> What to produce: In the records below, some lines hold the word "major". Copy each of those lines.

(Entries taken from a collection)

################

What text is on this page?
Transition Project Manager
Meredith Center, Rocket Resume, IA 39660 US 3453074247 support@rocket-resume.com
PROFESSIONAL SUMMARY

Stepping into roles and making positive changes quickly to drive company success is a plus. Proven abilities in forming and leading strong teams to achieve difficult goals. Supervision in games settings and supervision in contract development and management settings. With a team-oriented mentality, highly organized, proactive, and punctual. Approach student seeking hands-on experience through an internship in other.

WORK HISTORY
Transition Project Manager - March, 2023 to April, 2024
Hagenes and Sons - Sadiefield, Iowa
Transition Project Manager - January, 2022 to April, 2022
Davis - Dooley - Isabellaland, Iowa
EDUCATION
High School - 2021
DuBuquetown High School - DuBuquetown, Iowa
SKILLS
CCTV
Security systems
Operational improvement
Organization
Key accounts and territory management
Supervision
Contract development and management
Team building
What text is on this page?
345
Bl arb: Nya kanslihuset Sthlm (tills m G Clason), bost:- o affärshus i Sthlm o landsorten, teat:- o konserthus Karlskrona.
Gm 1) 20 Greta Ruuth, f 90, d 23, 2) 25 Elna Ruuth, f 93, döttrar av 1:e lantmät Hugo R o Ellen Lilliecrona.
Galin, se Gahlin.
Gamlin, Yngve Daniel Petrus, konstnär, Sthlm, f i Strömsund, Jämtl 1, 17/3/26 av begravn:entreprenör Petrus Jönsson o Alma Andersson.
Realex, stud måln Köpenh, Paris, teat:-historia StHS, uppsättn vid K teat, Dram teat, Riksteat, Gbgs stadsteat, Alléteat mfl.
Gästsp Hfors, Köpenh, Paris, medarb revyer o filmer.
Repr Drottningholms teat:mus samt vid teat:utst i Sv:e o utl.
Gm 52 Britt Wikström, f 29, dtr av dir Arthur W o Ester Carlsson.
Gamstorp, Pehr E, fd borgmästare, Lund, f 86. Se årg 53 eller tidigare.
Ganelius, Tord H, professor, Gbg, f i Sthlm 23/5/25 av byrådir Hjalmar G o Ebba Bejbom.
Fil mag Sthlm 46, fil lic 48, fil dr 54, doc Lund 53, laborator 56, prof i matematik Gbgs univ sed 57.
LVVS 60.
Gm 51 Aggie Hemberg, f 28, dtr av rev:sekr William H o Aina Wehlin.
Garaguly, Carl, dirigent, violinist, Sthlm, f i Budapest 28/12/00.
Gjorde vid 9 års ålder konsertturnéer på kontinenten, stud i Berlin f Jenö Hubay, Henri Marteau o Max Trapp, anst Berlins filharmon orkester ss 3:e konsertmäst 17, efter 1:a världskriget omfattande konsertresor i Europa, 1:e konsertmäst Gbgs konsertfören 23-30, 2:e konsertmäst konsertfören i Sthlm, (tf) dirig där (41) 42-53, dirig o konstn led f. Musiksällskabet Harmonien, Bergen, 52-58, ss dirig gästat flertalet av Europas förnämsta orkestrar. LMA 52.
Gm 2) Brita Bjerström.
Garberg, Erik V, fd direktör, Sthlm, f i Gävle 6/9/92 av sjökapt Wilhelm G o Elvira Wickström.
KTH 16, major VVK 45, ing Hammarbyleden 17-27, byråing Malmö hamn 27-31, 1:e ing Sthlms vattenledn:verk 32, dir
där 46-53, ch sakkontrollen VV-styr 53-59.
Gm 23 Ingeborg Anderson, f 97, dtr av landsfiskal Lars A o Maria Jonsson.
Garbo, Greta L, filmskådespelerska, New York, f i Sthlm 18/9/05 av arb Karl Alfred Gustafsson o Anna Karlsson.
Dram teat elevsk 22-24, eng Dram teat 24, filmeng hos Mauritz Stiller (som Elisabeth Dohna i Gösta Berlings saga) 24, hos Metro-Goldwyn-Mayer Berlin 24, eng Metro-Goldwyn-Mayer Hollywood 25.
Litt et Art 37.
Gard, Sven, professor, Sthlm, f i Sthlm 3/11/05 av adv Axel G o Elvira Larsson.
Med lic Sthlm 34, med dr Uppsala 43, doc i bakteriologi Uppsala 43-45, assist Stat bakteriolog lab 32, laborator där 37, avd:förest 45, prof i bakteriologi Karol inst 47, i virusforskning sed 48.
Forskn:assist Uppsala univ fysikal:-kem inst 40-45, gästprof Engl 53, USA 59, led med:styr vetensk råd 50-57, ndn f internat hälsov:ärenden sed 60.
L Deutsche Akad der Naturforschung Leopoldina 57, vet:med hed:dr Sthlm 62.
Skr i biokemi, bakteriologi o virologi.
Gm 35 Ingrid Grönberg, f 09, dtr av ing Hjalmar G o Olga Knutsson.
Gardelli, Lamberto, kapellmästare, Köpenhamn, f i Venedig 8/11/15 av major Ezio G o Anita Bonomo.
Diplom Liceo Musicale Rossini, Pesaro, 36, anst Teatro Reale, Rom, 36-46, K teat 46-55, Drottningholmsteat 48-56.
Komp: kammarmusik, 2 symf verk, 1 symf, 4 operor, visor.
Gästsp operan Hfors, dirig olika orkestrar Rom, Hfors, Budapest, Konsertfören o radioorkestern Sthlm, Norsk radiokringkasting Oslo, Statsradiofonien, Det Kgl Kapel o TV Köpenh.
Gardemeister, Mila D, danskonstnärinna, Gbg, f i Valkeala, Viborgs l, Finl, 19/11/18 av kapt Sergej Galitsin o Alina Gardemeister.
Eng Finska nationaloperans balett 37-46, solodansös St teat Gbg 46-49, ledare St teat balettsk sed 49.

################

> Reply to the task:
KTH 16, major VVK 45, ing Hammarbyleden 17-27, byråing Malmö hamn 27-31, 1:e ing Sthlms vattenledn:verk 32, dir
Gardelli, Lamberto, kapellmästare, Köpenhamn, f i Venedig 8/11/15 av major Ezio G o Anita Bonomo.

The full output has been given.